Dataset listings of figures:

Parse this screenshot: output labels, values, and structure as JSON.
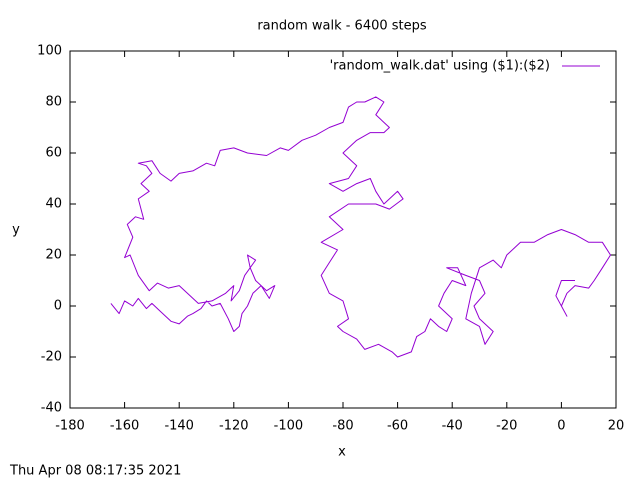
{
  "chart_data": {
    "type": "line",
    "title": "random walk - 6400 steps",
    "x_label": "x",
    "y_label": "y",
    "timestamp": "Thu Apr 08 08:17:35 2021",
    "legend": "top right",
    "xlim": [
      -180,
      20
    ],
    "ylim": [
      -40,
      100
    ],
    "xticks": [
      -180,
      -160,
      -140,
      -120,
      -100,
      -80,
      -60,
      -40,
      -20,
      0,
      20
    ],
    "yticks": [
      -40,
      -20,
      0,
      20,
      40,
      60,
      80,
      100
    ],
    "x": [
      -165,
      -162,
      -160,
      -157,
      -155,
      -152,
      -150,
      -147,
      -145,
      -143,
      -140,
      -137,
      -135,
      -132,
      -130,
      -128,
      -125,
      -122,
      -120,
      -118,
      -117,
      -115,
      -113,
      -110,
      -107,
      -105,
      -108,
      -112,
      -114,
      -115,
      -112,
      -116,
      -118,
      -121,
      -120,
      -123,
      -128,
      -133,
      -140,
      -144,
      -148,
      -151,
      -155,
      -158,
      -160,
      -157,
      -159,
      -156,
      -153,
      -155,
      -151,
      -154,
      -150,
      -152,
      -155,
      -150,
      -147,
      -143,
      -140,
      -135,
      -130,
      -127,
      -125,
      -120,
      -115,
      -108,
      -103,
      -100,
      -95,
      -90,
      -85,
      -80,
      -78,
      -75,
      -72,
      -68,
      -65,
      -68,
      -63,
      -65,
      -70,
      -75,
      -80,
      -75,
      -78,
      -85,
      -80,
      -75,
      -70,
      -68,
      -65,
      -60,
      -58,
      -63,
      -68,
      -78,
      -85,
      -80,
      -88,
      -82,
      -85,
      -88,
      -85,
      -80,
      -78,
      -82,
      -80,
      -75,
      -72,
      -67,
      -62,
      -60,
      -55,
      -53,
      -50,
      -48,
      -45,
      -42,
      -40,
      -45,
      -43,
      -40,
      -35,
      -38,
      -42,
      -35,
      -30,
      -28,
      -32,
      -30,
      -25,
      -28,
      -30,
      -35,
      -33,
      -30,
      -25,
      -22,
      -20,
      -15,
      -10,
      -5,
      0,
      5,
      10,
      15,
      18,
      15,
      12,
      10,
      5,
      2,
      0,
      2,
      -2,
      0,
      5
    ],
    "series": [
      {
        "name": "'random_walk.dat' using ($1):($2)",
        "color": "#9400d3",
        "values": [
          1,
          -3,
          2,
          0,
          3,
          -1,
          1,
          -2,
          -4,
          -6,
          -7,
          -4,
          -3,
          -1,
          2,
          0,
          1,
          -5,
          -10,
          -8,
          -3,
          0,
          5,
          8,
          3,
          8,
          6,
          10,
          15,
          20,
          18,
          12,
          6,
          2,
          8,
          5,
          2,
          1,
          8,
          7,
          9,
          6,
          12,
          20,
          19,
          27,
          32,
          35,
          34,
          42,
          45,
          48,
          52,
          55,
          56,
          57,
          52,
          49,
          52,
          53,
          56,
          55,
          61,
          62,
          60,
          59,
          62,
          61,
          65,
          67,
          70,
          72,
          78,
          80,
          80,
          82,
          80,
          75,
          70,
          68,
          68,
          65,
          60,
          55,
          50,
          48,
          45,
          48,
          50,
          45,
          40,
          45,
          42,
          38,
          40,
          40,
          35,
          30,
          25,
          22,
          17,
          12,
          5,
          2,
          -5,
          -8,
          -10,
          -13,
          -17,
          -15,
          -18,
          -20,
          -18,
          -12,
          -10,
          -5,
          -8,
          -10,
          -5,
          0,
          5,
          10,
          8,
          15,
          15,
          12,
          10,
          5,
          0,
          -5,
          -10,
          -15,
          -8,
          -5,
          5,
          15,
          18,
          15,
          20,
          25,
          25,
          28,
          30,
          28,
          25,
          25,
          20,
          15,
          10,
          7,
          8,
          5,
          0,
          -4,
          4,
          10,
          10
        ]
      }
    ]
  }
}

Task directions: For each line of the entries that includes "values", show that line.

Exercise output:
Parse this screenshot: output labels, values, and structure as JSON.
        "values": [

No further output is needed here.